-- START SOURCE RECORDS --
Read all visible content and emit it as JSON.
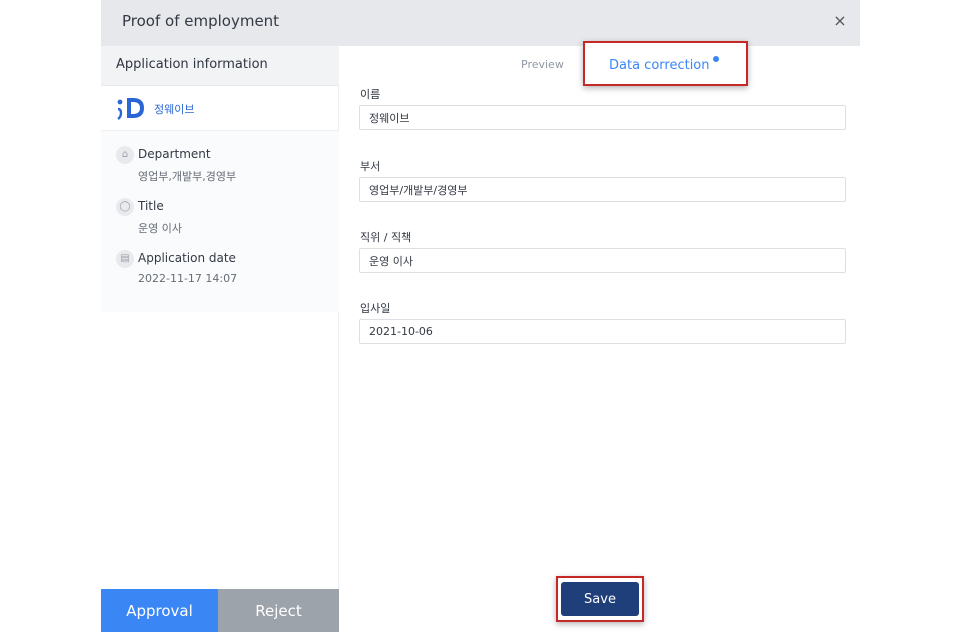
{
  "header": {
    "title": "Proof of employment",
    "close_icon": "×"
  },
  "sidebar": {
    "heading": "Application information",
    "org": {
      "logo_icon": "id-logo",
      "name": "정웨이브"
    },
    "items": [
      {
        "icon": "department-icon",
        "glyph": "⌂",
        "label": "Department",
        "value": "영업부,개발부,경영부"
      },
      {
        "icon": "person-icon",
        "glyph": "◯",
        "label": "Title",
        "value": "운영 이사"
      },
      {
        "icon": "calendar-icon",
        "glyph": "▤",
        "label": "Application date",
        "value": "2022-11-17 14:07"
      }
    ],
    "approve_label": "Approval",
    "reject_label": "Reject"
  },
  "tabs": {
    "preview": "Preview",
    "correction": "Data correction"
  },
  "form": {
    "fields": [
      {
        "label": "이름",
        "value": "정웨이브"
      },
      {
        "label": "부서",
        "value": "영업부/개발부/경영부"
      },
      {
        "label": "직위 / 직책",
        "value": "운영 이사"
      },
      {
        "label": "입사일",
        "value": "2021-10-06"
      }
    ],
    "save_label": "Save"
  },
  "colors": {
    "accent": "#3a86f5",
    "save": "#1f3f7a",
    "highlight": "#c62828",
    "reject": "#9da3ab"
  }
}
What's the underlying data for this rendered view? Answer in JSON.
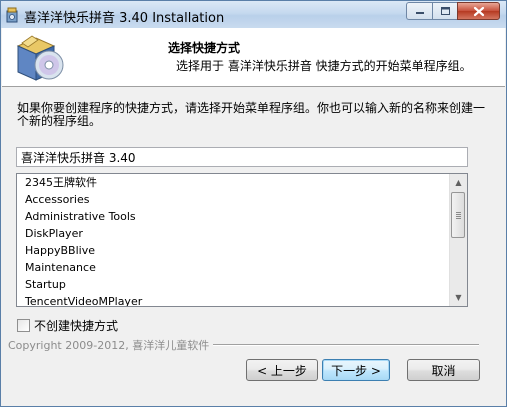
{
  "window": {
    "title": "喜洋洋快乐拼音 3.40 Installation"
  },
  "header": {
    "title": "选择快捷方式",
    "subtitle": "选择用于 喜洋洋快乐拼音 快捷方式的开始菜单程序组。",
    "logo_icon": "install-box-cd-icon"
  },
  "main": {
    "description": "如果你要创建程序的快捷方式，请选择开始菜单程序组。你也可以输入新的名称来创建一个新的程序组。",
    "folder_name_value": "喜洋洋快乐拼音 3.40",
    "folders": [
      "2345王牌软件",
      "Accessories",
      "Administrative Tools",
      "DiskPlayer",
      "HappyBBlive",
      "Maintenance",
      "Startup",
      "TencentVideoMPlayer"
    ],
    "no_shortcut_label": "不创建快捷方式",
    "no_shortcut_checked": false
  },
  "footer": {
    "copyright": "Copyright 2009-2012, 喜洋洋儿童软件",
    "back_label": "< 上一步",
    "next_label": "下一步 >",
    "cancel_label": "取消"
  }
}
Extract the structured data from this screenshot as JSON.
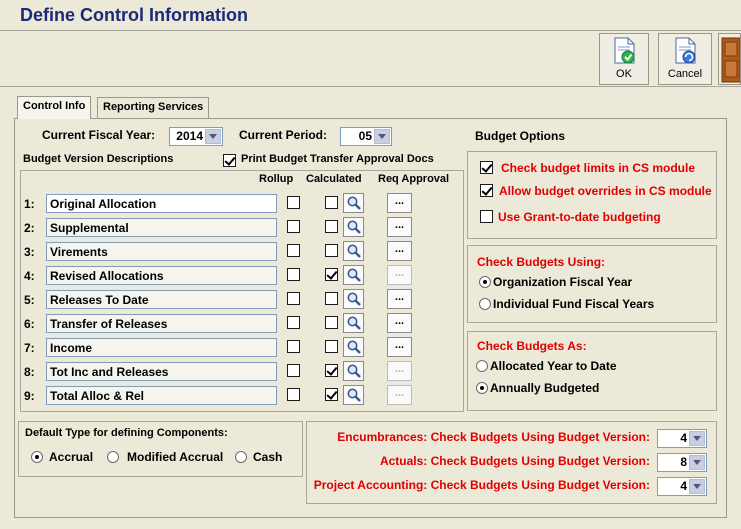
{
  "window": {
    "title": "Define Control Information"
  },
  "toolbar": {
    "ok_label": "OK",
    "cancel_label": "Cancel"
  },
  "tabs": [
    {
      "label": "Control Info"
    },
    {
      "label": "Reporting Services"
    }
  ],
  "header": {
    "fiscal_year_label": "Current Fiscal Year:",
    "fiscal_year_value": "2014",
    "period_label": "Current Period:",
    "period_value": "05",
    "budget_version_label": "Budget Version Descriptions",
    "print_docs_label": "Print Budget Transfer Approval Docs",
    "print_docs_checked": true
  },
  "columns": {
    "rollup": "Rollup",
    "calculated": "Calculated",
    "req_approval": "Req Approval"
  },
  "versions": [
    {
      "num": "1:",
      "desc": "Original Allocation",
      "rollup": false,
      "calculated": false,
      "approval_enabled": true
    },
    {
      "num": "2:",
      "desc": "Supplemental",
      "rollup": false,
      "calculated": false,
      "approval_enabled": true
    },
    {
      "num": "3:",
      "desc": "Virements",
      "rollup": false,
      "calculated": false,
      "approval_enabled": true
    },
    {
      "num": "4:",
      "desc": "Revised Allocations",
      "rollup": false,
      "calculated": true,
      "approval_enabled": false
    },
    {
      "num": "5:",
      "desc": "Releases To Date",
      "rollup": false,
      "calculated": false,
      "approval_enabled": true
    },
    {
      "num": "6:",
      "desc": "Transfer of Releases",
      "rollup": false,
      "calculated": false,
      "approval_enabled": true
    },
    {
      "num": "7:",
      "desc": "Income",
      "rollup": false,
      "calculated": false,
      "approval_enabled": true
    },
    {
      "num": "8:",
      "desc": "Tot Inc and Releases",
      "rollup": false,
      "calculated": true,
      "approval_enabled": false
    },
    {
      "num": "9:",
      "desc": "Total Alloc & Rel",
      "rollup": false,
      "calculated": true,
      "approval_enabled": false
    }
  ],
  "budget_options": {
    "title": "Budget Options",
    "items": [
      {
        "label": "Check budget limits in CS module",
        "checked": true
      },
      {
        "label": "Allow budget overrides in CS module",
        "checked": true
      },
      {
        "label": "Use Grant-to-date budgeting",
        "checked": false
      }
    ]
  },
  "check_using": {
    "title": "Check Budgets Using:",
    "options": [
      {
        "label": "Organization Fiscal Year",
        "selected": true
      },
      {
        "label": "Individual Fund Fiscal Years",
        "selected": false
      }
    ]
  },
  "check_as": {
    "title": "Check Budgets As:",
    "options": [
      {
        "label": "Allocated Year to Date",
        "selected": false
      },
      {
        "label": "Annually Budgeted",
        "selected": true
      }
    ]
  },
  "components": {
    "title": "Default Type for defining Components:",
    "options": [
      {
        "label": "Accrual",
        "selected": true
      },
      {
        "label": "Modified Accrual",
        "selected": false
      },
      {
        "label": "Cash",
        "selected": false
      }
    ]
  },
  "version_checks": [
    {
      "label": "Encumbrances: Check Budgets Using Budget Version:",
      "value": "4"
    },
    {
      "label": "Actuals: Check Budgets Using Budget Version:",
      "value": "8"
    },
    {
      "label": "Project Accounting: Check Budgets Using Budget Version:",
      "value": "4"
    }
  ],
  "colors": {
    "title": "#1a2a7a",
    "accent_red": "#e00000",
    "background": "#ece9d8"
  }
}
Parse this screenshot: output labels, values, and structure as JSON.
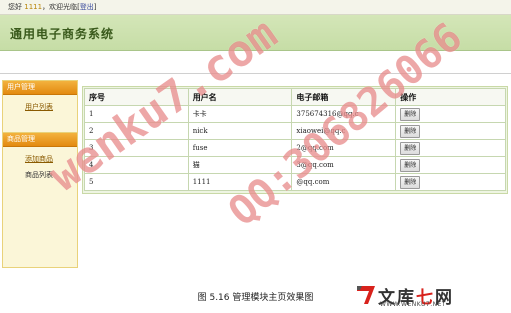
{
  "topbar": {
    "greeting": "您好",
    "username": "1111",
    "welcome": "，欢迎光临",
    "logout_open": "[",
    "logout_label": "登出",
    "logout_close": "]"
  },
  "header": {
    "title": "通用电子商务系统"
  },
  "sidebar": {
    "sections": [
      {
        "title": "用户管理",
        "items": [
          {
            "label": "用户列表"
          }
        ]
      },
      {
        "title": "商品管理",
        "items": [
          {
            "label": "添加商品"
          },
          {
            "label": "商品列表"
          }
        ]
      }
    ]
  },
  "table": {
    "headers": [
      "序号",
      "用户名",
      "电子邮箱",
      "操作"
    ],
    "delete_label": "删除",
    "rows": [
      {
        "id": "1",
        "username": "卡卡",
        "email": "375674316@qq.c"
      },
      {
        "id": "2",
        "username": "nick",
        "email": "xiaowei@qq.c"
      },
      {
        "id": "3",
        "username": "fuse",
        "email": "2@qq.com"
      },
      {
        "id": "4",
        "username": "猫",
        "email": "3@qq.com"
      },
      {
        "id": "5",
        "username": "1111",
        "email": "@qq.com"
      }
    ]
  },
  "caption": "图 5.16 管理模块主页效果图",
  "watermarks": [
    "wenku7.com",
    "QQ:306826066"
  ],
  "logo": {
    "brand_a": "文库",
    "brand_b": "七",
    "brand_c": "网",
    "url": "WWW.WENKU7.NET"
  },
  "colors": {
    "header_bg": "#c6dda6",
    "panel_head": "#e38a10",
    "watermark": "#d73c3c",
    "logo_red": "#d8221c"
  }
}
-- END SOURCE RECORDS --
## REQUIRED TASK
Looking at the entries above, say how many lines contain the word "Transfer". Only the number is wanted.

## OUTPUT OF THE EXERCISE
2